### Supplied material
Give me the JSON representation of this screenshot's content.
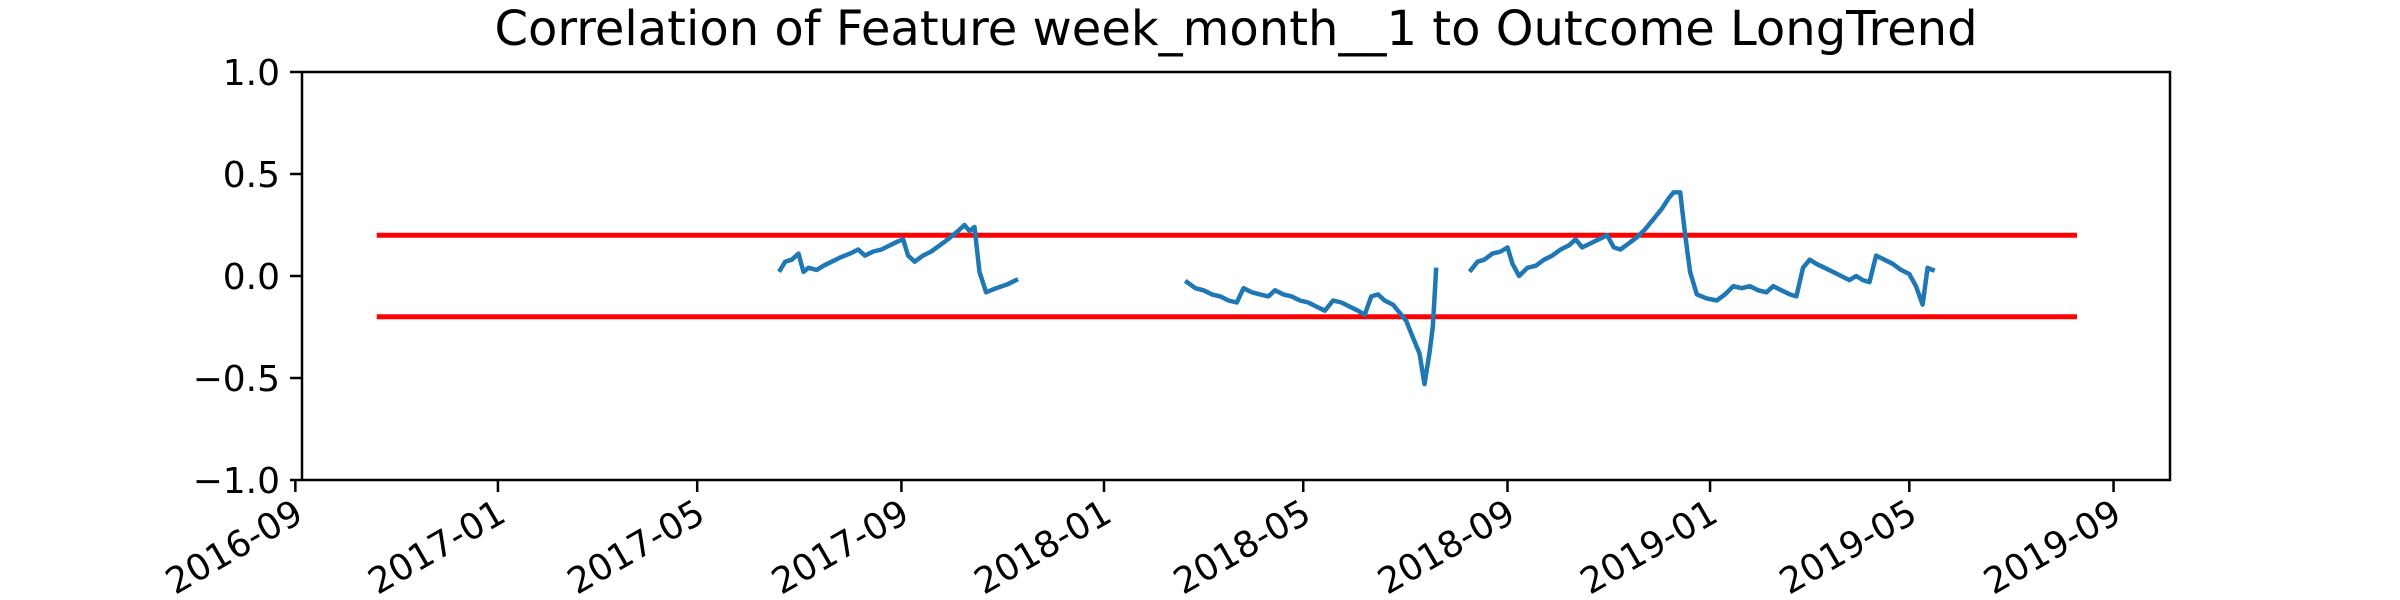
{
  "chart_data": {
    "type": "line",
    "title": "Correlation of Feature week_month__1 to Outcome LongTrend",
    "xlabel": "",
    "ylabel": "",
    "ylim": [
      -1.0,
      1.0
    ],
    "xlim": [
      "2016-09-05",
      "2019-10-05"
    ],
    "grid": false,
    "yticks": [
      {
        "v": 1.0,
        "label": "1.0"
      },
      {
        "v": 0.5,
        "label": "0.5"
      },
      {
        "v": 0.0,
        "label": "0.0"
      },
      {
        "v": -0.5,
        "label": "−0.5"
      },
      {
        "v": -1.0,
        "label": "−1.0"
      }
    ],
    "xticks": [
      {
        "date": "2016-09-01",
        "label": "2016-09"
      },
      {
        "date": "2017-01-01",
        "label": "2017-01"
      },
      {
        "date": "2017-05-01",
        "label": "2017-05"
      },
      {
        "date": "2017-09-01",
        "label": "2017-09"
      },
      {
        "date": "2018-01-01",
        "label": "2018-01"
      },
      {
        "date": "2018-05-01",
        "label": "2018-05"
      },
      {
        "date": "2018-09-01",
        "label": "2018-09"
      },
      {
        "date": "2019-01-01",
        "label": "2019-01"
      },
      {
        "date": "2019-05-01",
        "label": "2019-05"
      },
      {
        "date": "2019-09-01",
        "label": "2019-09"
      }
    ],
    "thresholds": [
      {
        "y": 0.2,
        "x_start": "2016-10-20",
        "x_end": "2019-08-10",
        "color": "#ff0000"
      },
      {
        "y": -0.2,
        "x_start": "2016-10-20",
        "x_end": "2019-08-10",
        "color": "#ff0000"
      }
    ],
    "series_color": "#1f77b4",
    "segments": [
      [
        [
          "2017-06-20",
          0.03
        ],
        [
          "2017-06-23",
          0.07
        ],
        [
          "2017-06-27",
          0.08
        ],
        [
          "2017-07-01",
          0.11
        ],
        [
          "2017-07-04",
          0.02
        ],
        [
          "2017-07-07",
          0.04
        ],
        [
          "2017-07-12",
          0.03
        ],
        [
          "2017-07-16",
          0.05
        ],
        [
          "2017-07-21",
          0.07
        ],
        [
          "2017-07-26",
          0.09
        ],
        [
          "2017-08-01",
          0.11
        ],
        [
          "2017-08-06",
          0.13
        ],
        [
          "2017-08-10",
          0.1
        ],
        [
          "2017-08-15",
          0.12
        ],
        [
          "2017-08-20",
          0.13
        ],
        [
          "2017-08-25",
          0.15
        ],
        [
          "2017-08-30",
          0.17
        ],
        [
          "2017-09-02",
          0.18
        ],
        [
          "2017-09-05",
          0.1
        ],
        [
          "2017-09-09",
          0.07
        ],
        [
          "2017-09-14",
          0.1
        ],
        [
          "2017-09-19",
          0.12
        ],
        [
          "2017-09-24",
          0.15
        ],
        [
          "2017-09-29",
          0.18
        ],
        [
          "2017-10-05",
          0.22
        ],
        [
          "2017-10-09",
          0.25
        ],
        [
          "2017-10-12",
          0.22
        ],
        [
          "2017-10-15",
          0.24
        ],
        [
          "2017-10-18",
          0.02
        ],
        [
          "2017-10-22",
          -0.08
        ],
        [
          "2017-10-28",
          -0.06
        ],
        [
          "2017-11-04",
          -0.04
        ],
        [
          "2017-11-09",
          -0.02
        ]
      ],
      [
        [
          "2018-02-20",
          -0.03
        ],
        [
          "2018-02-25",
          -0.06
        ],
        [
          "2018-03-02",
          -0.07
        ],
        [
          "2018-03-07",
          -0.09
        ],
        [
          "2018-03-12",
          -0.1
        ],
        [
          "2018-03-17",
          -0.12
        ],
        [
          "2018-03-22",
          -0.13
        ],
        [
          "2018-03-26",
          -0.06
        ],
        [
          "2018-03-31",
          -0.08
        ],
        [
          "2018-04-05",
          -0.09
        ],
        [
          "2018-04-10",
          -0.1
        ],
        [
          "2018-04-14",
          -0.07
        ],
        [
          "2018-04-19",
          -0.09
        ],
        [
          "2018-04-24",
          -0.1
        ],
        [
          "2018-04-29",
          -0.12
        ],
        [
          "2018-05-04",
          -0.13
        ],
        [
          "2018-05-09",
          -0.15
        ],
        [
          "2018-05-14",
          -0.17
        ],
        [
          "2018-05-19",
          -0.12
        ],
        [
          "2018-05-24",
          -0.13
        ],
        [
          "2018-05-29",
          -0.15
        ],
        [
          "2018-06-03",
          -0.17
        ],
        [
          "2018-06-07",
          -0.19
        ],
        [
          "2018-06-11",
          -0.1
        ],
        [
          "2018-06-15",
          -0.09
        ],
        [
          "2018-06-19",
          -0.12
        ],
        [
          "2018-06-24",
          -0.14
        ],
        [
          "2018-06-28",
          -0.18
        ],
        [
          "2018-07-02",
          -0.22
        ],
        [
          "2018-07-06",
          -0.3
        ],
        [
          "2018-07-10",
          -0.38
        ],
        [
          "2018-07-13",
          -0.53
        ],
        [
          "2018-07-16",
          -0.38
        ],
        [
          "2018-07-18",
          -0.25
        ],
        [
          "2018-07-20",
          0.03
        ]
      ],
      [
        [
          "2018-08-10",
          0.03
        ],
        [
          "2018-08-14",
          0.07
        ],
        [
          "2018-08-18",
          0.08
        ],
        [
          "2018-08-23",
          0.11
        ],
        [
          "2018-08-28",
          0.12
        ],
        [
          "2018-09-01",
          0.14
        ],
        [
          "2018-09-04",
          0.06
        ],
        [
          "2018-09-08",
          0.0
        ],
        [
          "2018-09-13",
          0.04
        ],
        [
          "2018-09-18",
          0.05
        ],
        [
          "2018-09-23",
          0.08
        ],
        [
          "2018-09-28",
          0.1
        ],
        [
          "2018-10-03",
          0.13
        ],
        [
          "2018-10-08",
          0.15
        ],
        [
          "2018-10-12",
          0.18
        ],
        [
          "2018-10-16",
          0.14
        ],
        [
          "2018-10-21",
          0.16
        ],
        [
          "2018-10-26",
          0.18
        ],
        [
          "2018-10-31",
          0.2
        ],
        [
          "2018-11-04",
          0.14
        ],
        [
          "2018-11-08",
          0.13
        ],
        [
          "2018-11-13",
          0.16
        ],
        [
          "2018-11-18",
          0.19
        ],
        [
          "2018-11-23",
          0.23
        ],
        [
          "2018-11-28",
          0.28
        ],
        [
          "2018-12-03",
          0.33
        ],
        [
          "2018-12-07",
          0.38
        ],
        [
          "2018-12-10",
          0.41
        ],
        [
          "2018-12-14",
          0.41
        ],
        [
          "2018-12-17",
          0.2
        ],
        [
          "2018-12-20",
          0.02
        ],
        [
          "2018-12-24",
          -0.09
        ],
        [
          "2018-12-30",
          -0.11
        ],
        [
          "2019-01-05",
          -0.12
        ],
        [
          "2019-01-10",
          -0.09
        ],
        [
          "2019-01-15",
          -0.05
        ],
        [
          "2019-01-20",
          -0.06
        ],
        [
          "2019-01-25",
          -0.05
        ],
        [
          "2019-01-30",
          -0.07
        ],
        [
          "2019-02-04",
          -0.08
        ],
        [
          "2019-02-08",
          -0.05
        ],
        [
          "2019-02-13",
          -0.07
        ],
        [
          "2019-02-18",
          -0.09
        ],
        [
          "2019-02-22",
          -0.1
        ],
        [
          "2019-02-26",
          0.04
        ],
        [
          "2019-03-02",
          0.08
        ],
        [
          "2019-03-06",
          0.06
        ],
        [
          "2019-03-11",
          0.04
        ],
        [
          "2019-03-16",
          0.02
        ],
        [
          "2019-03-21",
          0.0
        ],
        [
          "2019-03-26",
          -0.02
        ],
        [
          "2019-03-30",
          0.0
        ],
        [
          "2019-04-03",
          -0.02
        ],
        [
          "2019-04-07",
          -0.03
        ],
        [
          "2019-04-11",
          0.1
        ],
        [
          "2019-04-16",
          0.08
        ],
        [
          "2019-04-21",
          0.06
        ],
        [
          "2019-04-26",
          0.03
        ],
        [
          "2019-05-01",
          0.01
        ],
        [
          "2019-05-05",
          -0.05
        ],
        [
          "2019-05-09",
          -0.14
        ],
        [
          "2019-05-12",
          0.04
        ],
        [
          "2019-05-15",
          0.03
        ]
      ]
    ]
  }
}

### Work to be completed
Which lines hold the word "date"? Copy every one of them.

### Worked answer
        "date": "2016-09-01",
        "date": "2017-01-01",
        "date": "2017-05-01",
        "date": "2017-09-01",
        "date": "2018-01-01",
        "date": "2018-05-01",
        "date": "2018-09-01",
        "date": "2019-01-01",
        "date": "2019-05-01",
        "date": "2019-09-01",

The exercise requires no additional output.